Directions for this task → In the entries below, how many lines hold the string "условий"? Give only the number.

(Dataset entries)
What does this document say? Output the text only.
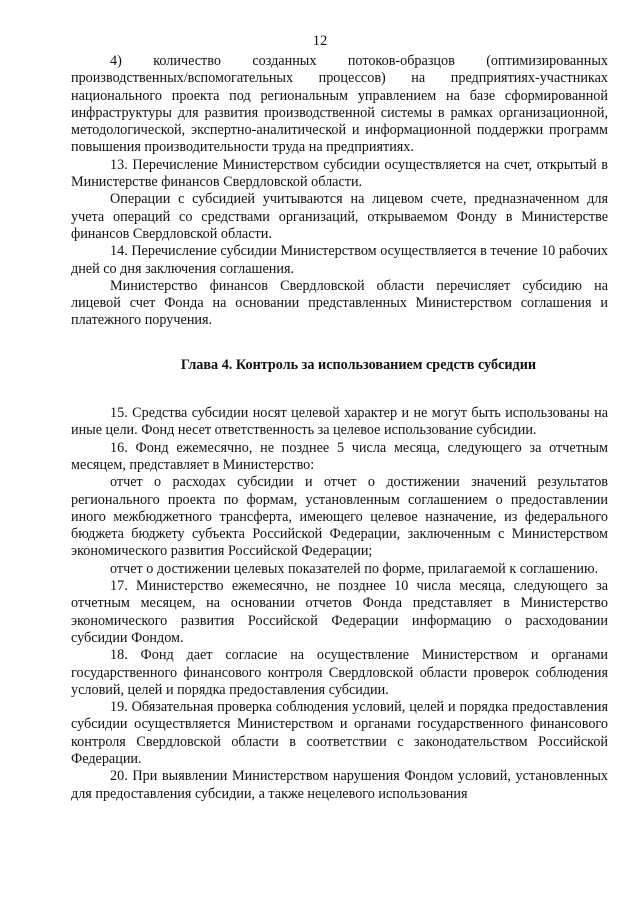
12

4) количество созданных потоков-образцов (оптимизированных производственных/вспомогательных процессов) на предприятиях-участниках национального проекта под региональным управлением на базе сформированной инфраструктуры для развития производственной системы в рамках организационной, методологической, экспертно-аналитической и информационной поддержки программ повышения производительности труда на предприятиях.

13. Перечисление Министерством субсидии осуществляется на счет, открытый в Министерстве финансов Свердловской области.

Операции с субсидией учитываются на лицевом счете, предназначенном для учета операций со средствами организаций, открываемом Фонду в Министерстве финансов Свердловской области.

14. Перечисление субсидии Министерством осуществляется в течение 10 рабочих дней со дня заключения соглашения.

Министерство финансов Свердловской области перечисляет субсидию на лицевой счет Фонда на основании представленных Министерством соглашения и платежного поручения.

Глава 4. Контроль за использованием средств субсидии

15. Средства субсидии носят целевой характер и не могут быть использованы на иные цели. Фонд несет ответственность за целевое использование субсидии.

16. Фонд ежемесячно, не позднее 5 числа месяца, следующего за отчетным месяцем, представляет в Министерство:

отчет о расходах субсидии и отчет о достижении значений результатов регионального проекта по формам, установленным соглашением о предоставлении иного межбюджетного трансферта, имеющего целевое назначение, из федерального бюджета бюджету субъекта Российской Федерации, заключенным с Министерством экономического развития Российской Федерации;

отчет о достижении целевых показателей по форме, прилагаемой к соглашению.

17. Министерство ежемесячно, не позднее 10 числа месяца, следующего за отчетным месяцем, на основании отчетов Фонда представляет в Министерство экономического развития Российской Федерации информацию о расходовании субсидии Фондом.

18. Фонд дает согласие на осуществление Министерством и органами государственного финансового контроля Свердловской области проверок соблюдения условий, целей и порядка предоставления субсидии.

19. Обязательная проверка соблюдения условий, целей и порядка предоставления субсидии осуществляется Министерством и органами государственного финансового контроля Свердловской области в соответствии с законодательством Российской Федерации.

20. При выявлении Министерством нарушения Фондом условий, установленных для предоставления субсидии, а также нецелевого использования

Correct result → 3